◆ ИСХОДНЫЙ ФРАГМЕНТ

Неудовлетворенность наивно-реалистическими представлениями о познании заставила многих философов занять прямо противоположную позицию: предметами объективного знания могут быть только объекты идеальные, данные нам в нашем сознании. Эта позиция нашла выражение в различных формах.
Сторонники религиозно-мистических учений ищут тайные духовные силы, скрытые за видимыми нами явлениями окружающей действительности. В монотеистических религиях эти силы сводятся к единому высшему духовному началу — Богу. Чувственный опыт не способен дать нам подлинного понимания явлений, потому что ему недоступны их «потусторонние» причины и основания. Полученные с его помощью знания недостоверны и обманчивы. Подлинного, наиболее совершенного знания, «высшей истины» можно достичь лишь путем особых, не поддающихся рациональному объяснению духовных прозрений (мистической интуиции, озарений свыше и пр.). Они открывают человеку «тайные смыслы бытия».
Таким образом, предметом знания здесь выступает «потусторонняя» духовная реальность, а не чувственно воспринимаемые объекты. Они рассматриваются лишь как внешняя вещественная оболочка «тайных смыслов бытия».
Одним из основоположников такого взгляда на познание был Платон. Согласно его гносеологической концепции, чувственные образы и впечатления, возникающие при наблюдении «мира вещей», не дают нам истинного знания. Оно появляется у человека только тогда, когда его душа вспоминает «мир идей», в котором она пребывала до своего вселения в тело («теория воспоминания»).

◆ КОРОТКАЯ ЗАДАЧА
Перепишите без изменений часть фрагмента о познании, начиная со слов «Неудовлетворенность наивно-реалистическими представлениями» и продолжая до слов «в различных формах.» включительно. Позиции ниже — самостоятельный материал, не связанный с фрагментом.

◆ СОХРАНЁННЫЕ ПОЗИЦИИ
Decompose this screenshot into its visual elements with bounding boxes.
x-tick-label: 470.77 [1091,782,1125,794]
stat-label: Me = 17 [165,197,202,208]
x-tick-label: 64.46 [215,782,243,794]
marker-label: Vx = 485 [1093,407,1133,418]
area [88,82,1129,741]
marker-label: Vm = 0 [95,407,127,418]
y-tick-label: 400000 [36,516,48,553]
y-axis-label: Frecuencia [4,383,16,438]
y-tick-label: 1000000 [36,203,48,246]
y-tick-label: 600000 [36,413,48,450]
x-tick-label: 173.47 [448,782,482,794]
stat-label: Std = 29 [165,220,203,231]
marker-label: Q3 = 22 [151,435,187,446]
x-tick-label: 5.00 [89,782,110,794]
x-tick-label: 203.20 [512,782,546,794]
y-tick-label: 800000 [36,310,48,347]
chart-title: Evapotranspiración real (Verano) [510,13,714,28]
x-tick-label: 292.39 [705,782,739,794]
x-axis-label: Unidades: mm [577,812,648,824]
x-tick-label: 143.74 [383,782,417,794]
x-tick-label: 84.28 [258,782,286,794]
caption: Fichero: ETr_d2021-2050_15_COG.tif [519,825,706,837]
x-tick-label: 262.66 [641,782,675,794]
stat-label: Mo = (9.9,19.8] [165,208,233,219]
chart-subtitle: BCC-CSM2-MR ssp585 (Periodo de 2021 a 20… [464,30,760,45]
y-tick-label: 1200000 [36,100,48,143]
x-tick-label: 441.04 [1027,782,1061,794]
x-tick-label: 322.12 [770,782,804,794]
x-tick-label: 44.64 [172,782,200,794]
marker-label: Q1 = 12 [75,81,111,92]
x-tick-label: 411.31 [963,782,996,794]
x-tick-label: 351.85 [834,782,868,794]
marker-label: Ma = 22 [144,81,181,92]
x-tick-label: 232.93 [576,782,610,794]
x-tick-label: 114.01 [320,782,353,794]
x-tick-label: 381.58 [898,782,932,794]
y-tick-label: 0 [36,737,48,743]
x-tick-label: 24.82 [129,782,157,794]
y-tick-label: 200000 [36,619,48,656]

◆ ОТВЕТ НИЖЕ
Неудовлетворенность наивно-реалистическими представлениями о познании заставила многих философов занять прямо противоположную позицию: предметами объективного знания могут быть только объекты идеальные, данные нам в нашем сознании. Эта позиция нашла выражение в различных формах.